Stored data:
• • •

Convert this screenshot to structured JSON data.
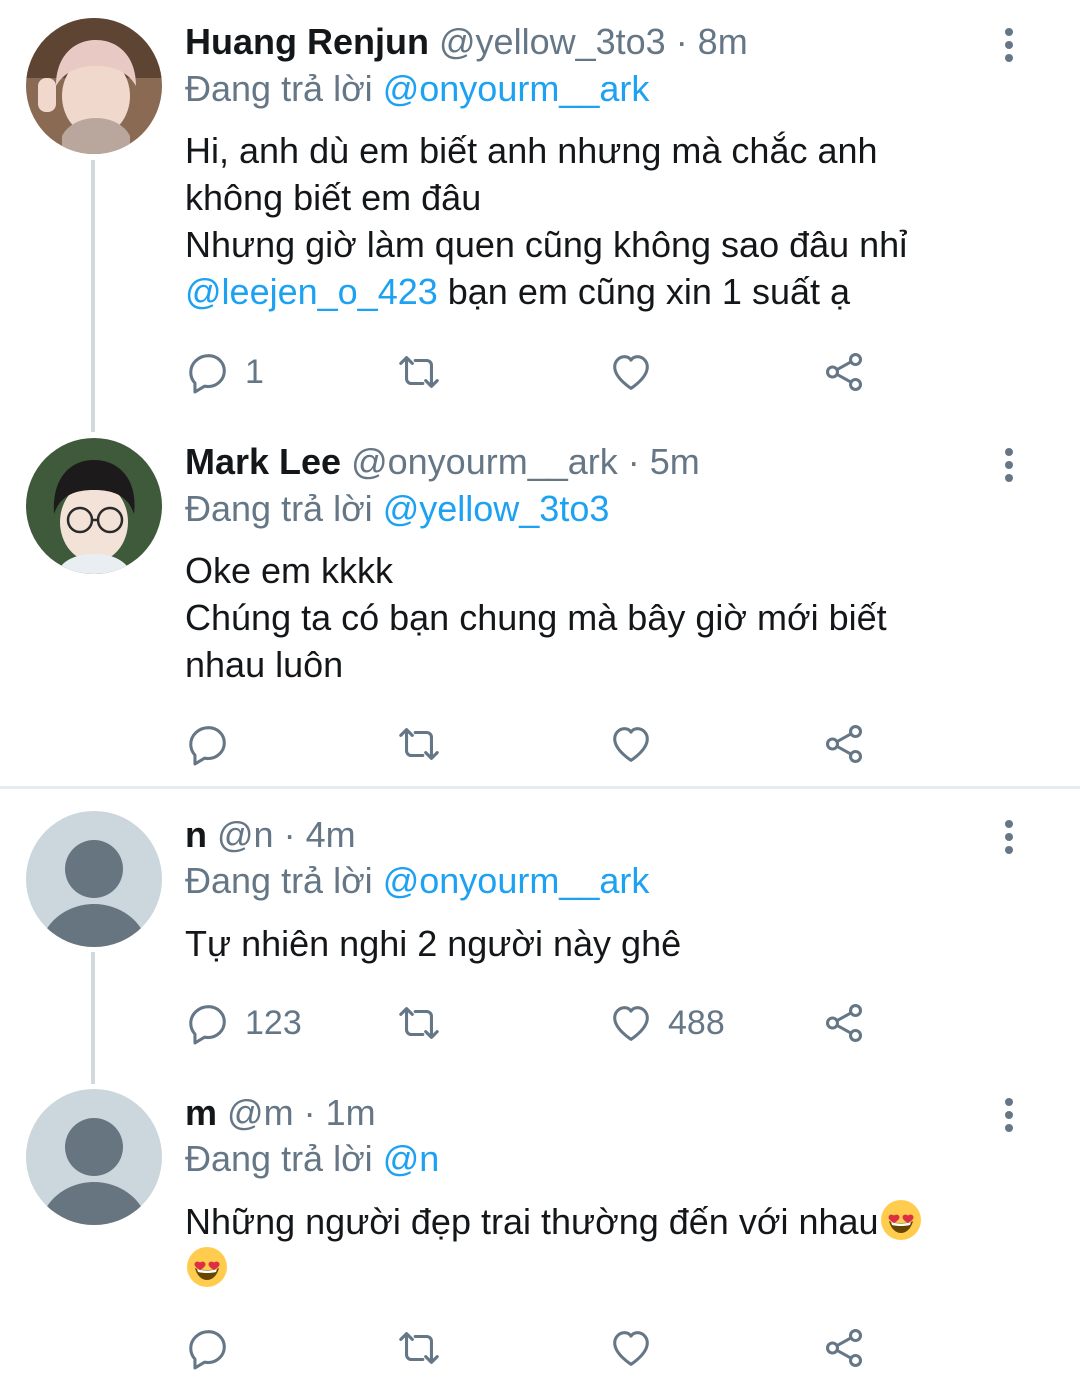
{
  "tweets": [
    {
      "name": "Huang Renjun",
      "handle": "@yellow_3to3",
      "time": "· 8m",
      "replying_prefix": "Đang trả lời",
      "replying_to": "@onyourm__ark",
      "text_lines": [
        "Hi, anh dù em biết anh nhưng mà chắc anh",
        "không biết em đâu",
        "Nhưng giờ làm quen cũng không sao đâu nhỉ"
      ],
      "mention": "@leejen_o_423",
      "mention_rest": " bạn em cũng xin 1 suất ạ",
      "reply_count": "1",
      "retweet_count": "",
      "like_count": ""
    },
    {
      "name": "Mark Lee",
      "handle": "@onyourm__ark",
      "time": "· 5m",
      "replying_prefix": "Đang trả lời",
      "replying_to": "@yellow_3to3",
      "text_lines": [
        "Oke em kkkk",
        "Chúng ta có bạn chung mà bây giờ mới biết",
        "nhau luôn"
      ],
      "reply_count": "",
      "retweet_count": "",
      "like_count": ""
    },
    {
      "name": "n",
      "handle": "@n",
      "time": "· 4m",
      "replying_prefix": "Đang trả lời",
      "replying_to": "@onyourm__ark",
      "text_lines": [
        "Tự nhiên nghi 2 người này ghê"
      ],
      "reply_count": "123",
      "retweet_count": "",
      "like_count": "488"
    },
    {
      "name": "m",
      "handle": "@m",
      "time": "· 1m",
      "replying_prefix": "Đang trả lời",
      "replying_to": "@n",
      "text_lines": [
        "Những người đẹp trai thường đến với nhau"
      ],
      "emoji": "heart-eyes",
      "reply_count": "",
      "retweet_count": "",
      "like_count": ""
    }
  ],
  "colors": {
    "link": "#1da1f2",
    "secondary_text": "#657786",
    "primary_text": "#14171a",
    "thread_line": "#cfd9de",
    "divider": "#e6ecf0",
    "default_avatar_bg": "#ccd6dd",
    "default_avatar_fg": "#66757f"
  },
  "icons": [
    "reply-icon",
    "retweet-icon",
    "like-icon",
    "share-icon",
    "more-options-icon"
  ]
}
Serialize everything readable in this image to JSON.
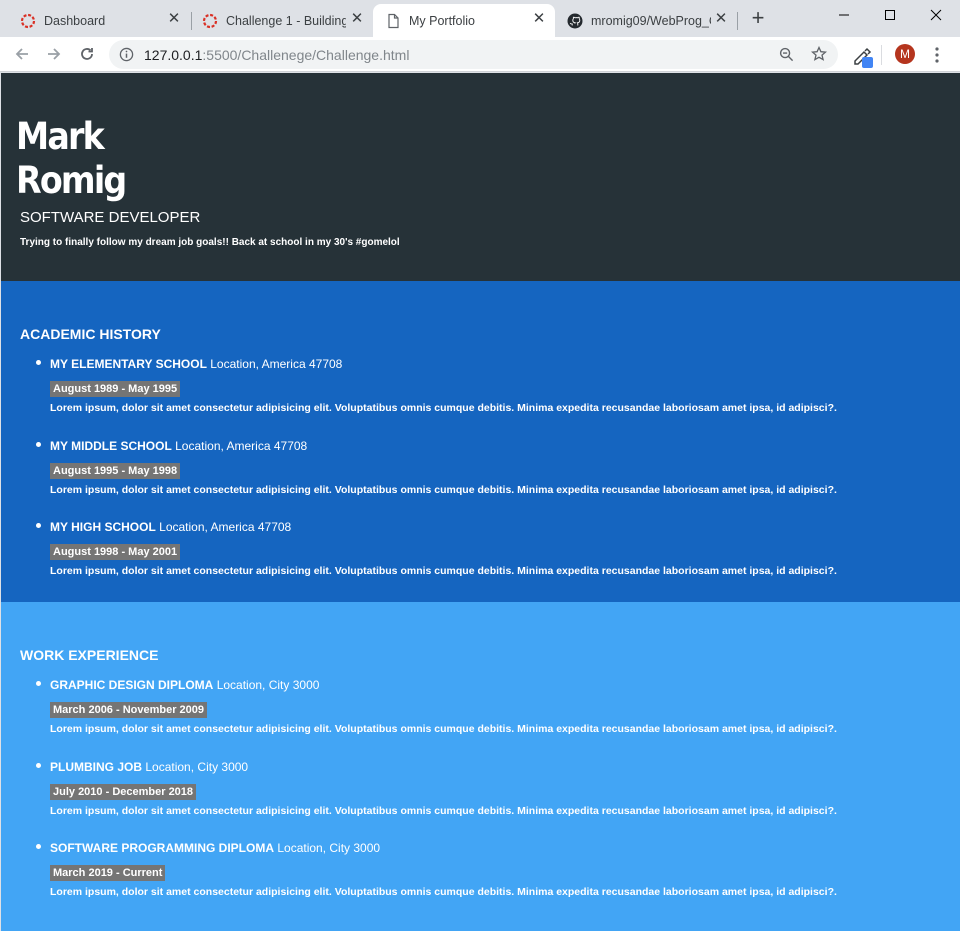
{
  "browser": {
    "tabs": [
      {
        "title": "Dashboard",
        "icon": "spinner-icon"
      },
      {
        "title": "Challenge 1 - Building",
        "icon": "spinner-icon"
      },
      {
        "title": "My Portfolio",
        "icon": "page-icon"
      },
      {
        "title": "mromig09/WebProg_C",
        "icon": "github-icon"
      }
    ],
    "url_host": "127.0.0.1",
    "url_rest": ":5500/Challenege/Challenge.html",
    "profile_initial": "M",
    "accent": "#d93025"
  },
  "hero": {
    "first_name": "Mark",
    "last_name": "Romig",
    "role": "SOFTWARE DEVELOPER",
    "tagline": "Trying to finally follow my dream job goals!! Back at school in my 30's #gomelol",
    "bg": "#263238"
  },
  "academic": {
    "heading": "ACADEMIC HISTORY",
    "bg": "#1565c0",
    "items": [
      {
        "title": "MY ELEMENTARY SCHOOL",
        "location": "Location, America 47708",
        "dates": "August 1989 - May 1995",
        "desc": "Lorem ipsum, dolor sit amet consectetur adipisicing elit. Voluptatibus omnis cumque debitis. Minima expedita recusandae laboriosam amet ipsa, id adipisci?."
      },
      {
        "title": "MY MIDDLE SCHOOL",
        "location": "Location, America 47708",
        "dates": "August 1995 - May 1998",
        "desc": "Lorem ipsum, dolor sit amet consectetur adipisicing elit. Voluptatibus omnis cumque debitis. Minima expedita recusandae laboriosam amet ipsa, id adipisci?."
      },
      {
        "title": "MY HIGH SCHOOL",
        "location": "Location, America 47708",
        "dates": "August 1998 - May 2001",
        "desc": "Lorem ipsum, dolor sit amet consectetur adipisicing elit. Voluptatibus omnis cumque debitis. Minima expedita recusandae laboriosam amet ipsa, id adipisci?."
      }
    ]
  },
  "work": {
    "heading": "WORK EXPERIENCE",
    "bg": "#42a5f5",
    "items": [
      {
        "title": "GRAPHIC DESIGN DIPLOMA",
        "location": "Location, City 3000",
        "dates": "March 2006 - November 2009",
        "desc": "Lorem ipsum, dolor sit amet consectetur adipisicing elit. Voluptatibus omnis cumque debitis. Minima expedita recusandae laboriosam amet ipsa, id adipisci?."
      },
      {
        "title": "PLUMBING JOB",
        "location": "Location, City 3000",
        "dates": "July 2010 - December 2018",
        "desc": "Lorem ipsum, dolor sit amet consectetur adipisicing elit. Voluptatibus omnis cumque debitis. Minima expedita recusandae laboriosam amet ipsa, id adipisci?."
      },
      {
        "title": "SOFTWARE PROGRAMMING DIPLOMA",
        "location": "Location, City 3000",
        "dates": "March 2019 - Current",
        "desc": "Lorem ipsum, dolor sit amet consectetur adipisicing elit. Voluptatibus omnis cumque debitis. Minima expedita recusandae laboriosam amet ipsa, id adipisci?."
      }
    ]
  }
}
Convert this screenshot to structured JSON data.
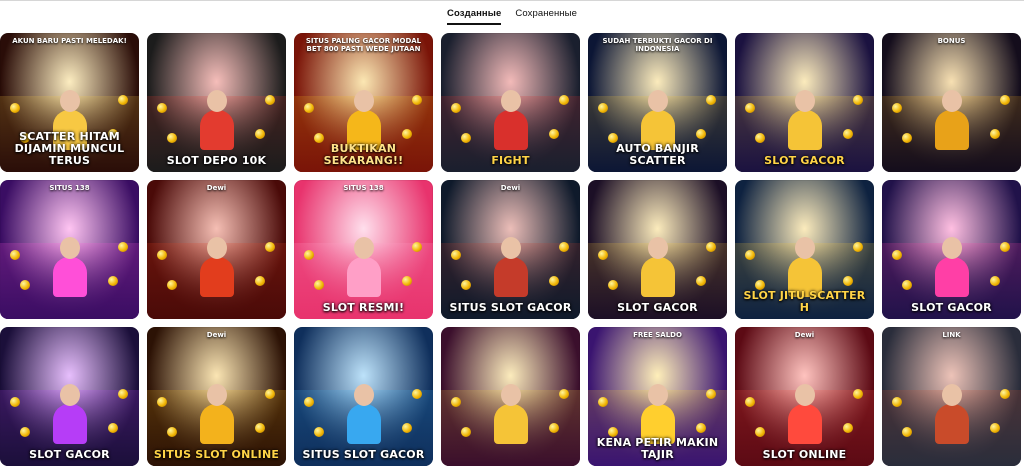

• • •

■ The exercise: Find how many of the lines above have the word "biết" in them. State only that number.

■ Reply: 3